> **Listing**

====

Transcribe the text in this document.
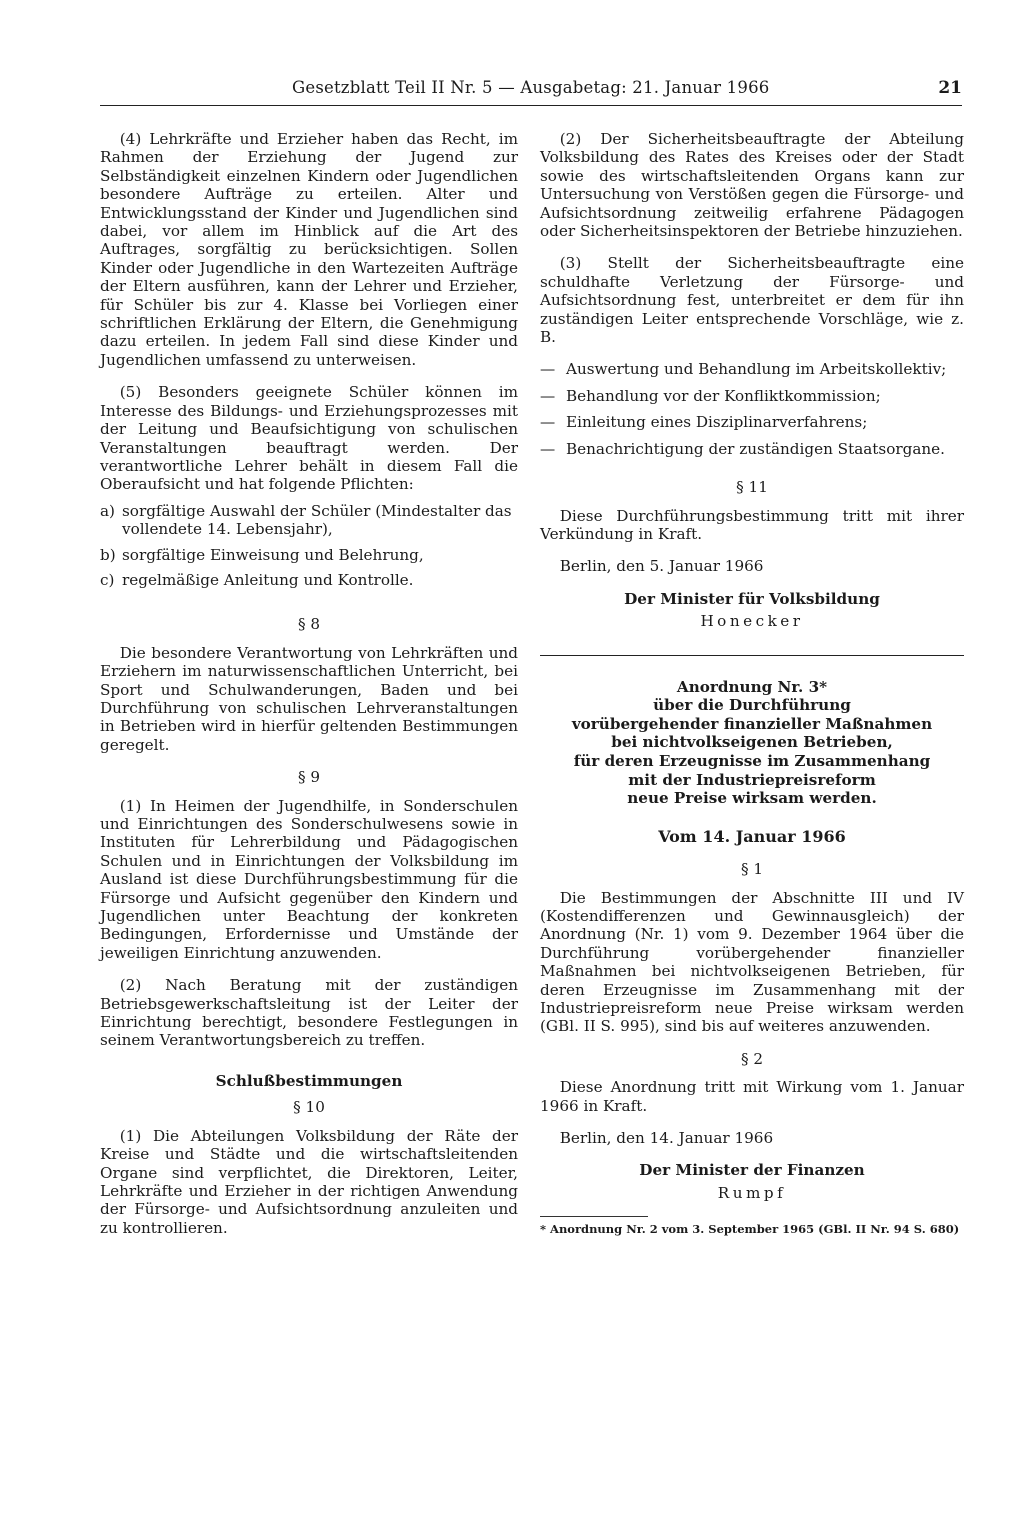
Gesetzblatt Teil II Nr. 5 — Ausgabetag: 21. Januar 1966	21

(4) Lehrkräfte und Erzieher haben das Recht, im Rahmen der Erziehung der Jugend zur Selbständigkeit einzelnen Kindern oder Jugendlichen besondere Aufträge zu erteilen. Alter und Entwicklungsstand der Kinder und Jugendlichen sind dabei, vor allem im Hinblick auf die Art des Auftrages, sorgfältig zu berücksichtigen. Sollen Kinder oder Jugendliche in den Wartezeiten Aufträge der Eltern ausführen, kann der Lehrer und Erzieher, für Schüler bis zur 4. Klasse bei Vorliegen einer schriftlichen Erklärung der Eltern, die Genehmigung dazu erteilen. In jedem Fall sind diese Kinder und Jugendlichen umfassend zu unterweisen.

(5) Besonders geeignete Schüler können im Interesse des Bildungs- und Erziehungsprozesses mit der Leitung und Beaufsichtigung von schulischen Veranstaltungen beauftragt werden. Der verantwortliche Lehrer behält in diesem Fall die Oberaufsicht und hat folgende Pflichten:

a) sorgfältige Auswahl der Schüler (Mindestalter das vollendete 14. Lebensjahr),
b) sorgfältige Einweisung und Belehrung,
c) regelmäßige Anleitung und Kontrolle.
§ 8

Die besondere Verantwortung von Lehrkräften und Erziehern im naturwissenschaftlichen Unterricht, bei Sport und Schulwanderungen, Baden und bei Durchführung von schulischen Lehrveranstaltungen in Betrieben wird in hierfür geltenden Bestimmungen geregelt.

§ 9

(1) In Heimen der Jugendhilfe, in Sonderschulen und Einrichtungen des Sonderschulwesens sowie in Instituten für Lehrerbildung und Pädagogischen Schulen und in Einrichtungen der Volksbildung im Ausland ist diese Durchführungsbestimmung für die Fürsorge und Aufsicht gegenüber den Kindern und Jugendlichen unter Beachtung der konkreten Bedingungen, Erfordernisse und Umstände der jeweiligen Einrichtung anzuwenden.

(2) Nach Beratung mit der zuständigen Betriebsgewerkschaftsleitung ist der Leiter der Einrichtung berechtigt, besondere Festlegungen in seinem Verantwortungsbereich zu treffen.

Schlußbestimmungen
§ 10

(1) Die Abteilungen Volksbildung der Räte der Kreise und Städte und die wirtschaftsleitenden Organe sind verpflichtet, die Direktoren, Leiter, Lehrkräfte und Erzieher in der richtigen Anwendung der Fürsorge- und Aufsichtsordnung anzuleiten und zu kontrollieren.

(2) Der Sicherheitsbeauftragte der Abteilung Volksbildung des Rates des Kreises oder der Stadt sowie des wirtschaftsleitenden Organs kann zur Untersuchung von Verstößen gegen die Fürsorge- und Aufsichtsordnung zeitweilig erfahrene Pädagogen oder Sicherheitsinspektoren der Betriebe hinzuziehen.

(3) Stellt der Sicherheitsbeauftragte eine schuldhafte Verletzung der Fürsorge- und Aufsichtsordnung fest, unterbreitet er dem für ihn zuständigen Leiter entsprechende Vorschläge, wie z. B.

— Auswertung und Behandlung im Arbeitskollektiv;
— Behandlung vor der Konfliktkommission;
— Einleitung eines Disziplinarverfahrens;
— Benachrichtigung der zuständigen Staatsorgane.
§ 11

Diese Durchführungsbestimmung tritt mit ihrer Verkündung in Kraft.

Berlin, den 5. Januar 1966

Der Minister für Volksbildung
Honecker
Anordnung Nr. 3*
über die Durchführung
vorübergehender finanzieller Maßnahmen
bei nichtvolkseigenen Betrieben,
für deren Erzeugnisse im Zusammenhang
mit der Industriepreisreform
neue Preise wirksam werden.
Vom 14. Januar 1966
§ 1

Die Bestimmungen der Abschnitte III und IV (Kostendifferenzen und Gewinnausgleich) der Anordnung (Nr. 1) vom 9. Dezember 1964 über die Durchführung vorübergehender finanzieller Maßnahmen bei nichtvolkseigenen Betrieben, für deren Erzeugnisse im Zusammenhang mit der Industriepreisreform neue Preise wirksam werden (GBl. II S. 995), sind bis auf weiteres anzuwenden.

§ 2

Diese Anordnung tritt mit Wirkung vom 1. Januar 1966 in Kraft.

Berlin, den 14. Januar 1966

Der Minister der Finanzen
Rumpf
* Anordnung Nr. 2 vom 3. September 1965 (GBl. II Nr. 94 S. 680)
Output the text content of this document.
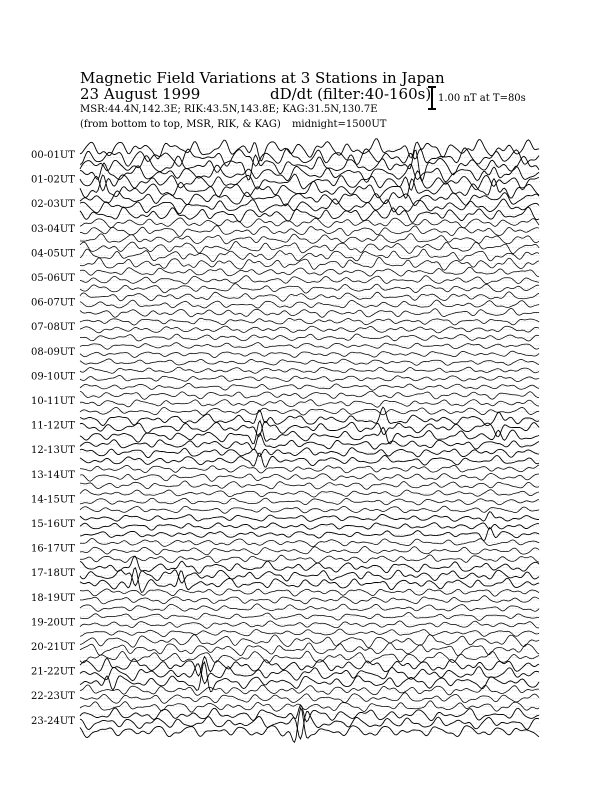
Magnetic Field Variations at 3 Stations in Japan
23 August 1999	dD/dt (filter:40-160s)
MSR:44.4N,142.3E; RIK:43.5N,143.8E; KAG:31.5N,130.7E
(from bottom to top, MSR, RIK, & KAG) midnight=1500UT
1.00 nT at T=80s
00-01UT
01-02UT
02-03UT
03-04UT
04-05UT
05-06UT
06-07UT
07-08UT
08-09UT
09-10UT
10-11UT
11-12UT
12-13UT
13-14UT
14-15UT
15-16UT
16-17UT
17-18UT
18-19UT
19-20UT
20-21UT
21-22UT
22-23UT
23-24UT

====

> **Aim of the task**
Every record gets retyped exactly; no picture goes into the copy.

> **Task output**
Transcribe the text in this document.
Gesetzblatt Teil II Nr. 5 — Ausgabetag: 21. Januar 1966	21

(4) Lehrkräfte und Erzieher haben das Recht, im Rahmen der Erziehung der Jugend zur Selbständigkeit einzelnen Kindern oder Jugendlichen besondere Aufträge zu erteilen. Alter und Entwicklungsstand der Kinder und Jugendlichen sind dabei, vor allem im Hinblick auf die Art des Auftrages, sorgfältig zu berücksichtigen. Sollen Kinder oder Jugendliche in den Wartezeiten Aufträge der Eltern ausführen, kann der Lehrer und Erzieher, für Schüler bis zur 4. Klasse bei Vorliegen einer schriftlichen Erklärung der Eltern, die Genehmigung dazu erteilen. In jedem Fall sind diese Kinder und Jugendlichen umfassend zu unterweisen.

(5) Besonders geeignete Schüler können im Interesse des Bildungs- und Erziehungsprozesses mit der Leitung und Beaufsichtigung von schulischen Veranstaltungen beauftragt werden. Der verantwortliche Lehrer behält in diesem Fall die Oberaufsicht und hat folgende Pflichten:

a) sorgfältige Auswahl der Schüler (Mindestalter das vollendete 14. Lebensjahr),
b) sorgfältige Einweisung und Belehrung,
c) regelmäßige Anleitung und Kontrolle.
§ 8

Die besondere Verantwortung von Lehrkräften und Erziehern im naturwissenschaftlichen Unterricht, bei Sport und Schulwanderungen, Baden und bei Durchführung von schulischen Lehrveranstaltungen in Betrieben wird in hierfür geltenden Bestimmungen geregelt.

§ 9

(1) In Heimen der Jugendhilfe, in Sonderschulen und Einrichtungen des Sonderschulwesens sowie in Instituten für Lehrerbildung und Pädagogischen Schulen und in Einrichtungen der Volksbildung im Ausland ist diese Durchführungsbestimmung für die Fürsorge und Aufsicht gegenüber den Kindern und Jugendlichen unter Beachtung der konkreten Bedingungen, Erfordernisse und Umstände der jeweiligen Einrichtung anzuwenden.

(2) Nach Beratung mit der zuständigen Betriebsgewerkschaftsleitung ist der Leiter der Einrichtung berechtigt, besondere Festlegungen in seinem Verantwortungsbereich zu treffen.

Schlußbestimmungen
§ 10

(1) Die Abteilungen Volksbildung der Räte der Kreise und Städte und die wirtschaftsleitenden Organe sind verpflichtet, die Direktoren, Leiter, Lehrkräfte und Erzieher in der richtigen Anwendung der Fürsorge- und Aufsichtsordnung anzuleiten und zu kontrollieren.

(2) Der Sicherheitsbeauftragte der Abteilung Volksbildung des Rates des Kreises oder der Stadt sowie des wirtschaftsleitenden Organs kann zur Untersuchung von Verstößen gegen die Fürsorge- und Aufsichtsordnung zeitweilig erfahrene Pädagogen oder Sicherheitsinspektoren der Betriebe hinzuziehen.

(3) Stellt der Sicherheitsbeauftragte eine schuldhafte Verletzung der Fürsorge- und Aufsichtsordnung fest, unterbreitet er dem für ihn zuständigen Leiter entsprechende Vorschläge, wie z. B.

— Auswertung und Behandlung im Arbeitskollektiv;
— Behandlung vor der Konfliktkommission;
— Einleitung eines Disziplinarverfahrens;
— Benachrichtigung der zuständigen Staatsorgane.
§ 11

Diese Durchführungsbestimmung tritt mit ihrer Verkündung in Kraft.

Berlin, den 5. Januar 1966

Der Minister für Volksbildung
Honecker
Anordnung Nr. 3*
über die Durchführung
vorübergehender finanzieller Maßnahmen
bei nichtvolkseigenen Betrieben,
für deren Erzeugnisse im Zusammenhang
mit der Industriepreisreform
neue Preise wirksam werden.
Vom 14. Januar 1966
§ 1

Die Bestimmungen der Abschnitte III und IV (Kostendifferenzen und Gewinnausgleich) der Anordnung (Nr. 1) vom 9. Dezember 1964 über die Durchführung vorübergehender finanzieller Maßnahmen bei nichtvolkseigenen Betrieben, für deren Erzeugnisse im Zusammenhang mit der Industriepreisreform neue Preise wirksam werden (GBl. II S. 995), sind bis auf weiteres anzuwenden.

§ 2

Diese Anordnung tritt mit Wirkung vom 1. Januar 1966 in Kraft.

Berlin, den 14. Januar 1966

Der Minister der Finanzen
Rumpf
* Anordnung Nr. 2 vom 3. September 1965 (GBl. II Nr. 94 S. 680)
Output the text content of this document.
Magnetic Field Variations at 3 Stations in Japan
23 August 1999	dD/dt (filter:40-160s)
MSR:44.4N,142.3E; RIK:43.5N,143.8E; KAG:31.5N,130.7E
(from bottom to top, MSR, RIK, & KAG) midnight=1500UT
1.00 nT at T=80s
00-01UT
01-02UT
02-03UT
03-04UT
04-05UT
05-06UT
06-07UT
07-08UT
08-09UT
09-10UT
10-11UT
11-12UT
12-13UT
13-14UT
14-15UT
15-16UT
16-17UT
17-18UT
18-19UT
19-20UT
20-21UT
21-22UT
22-23UT
23-24UT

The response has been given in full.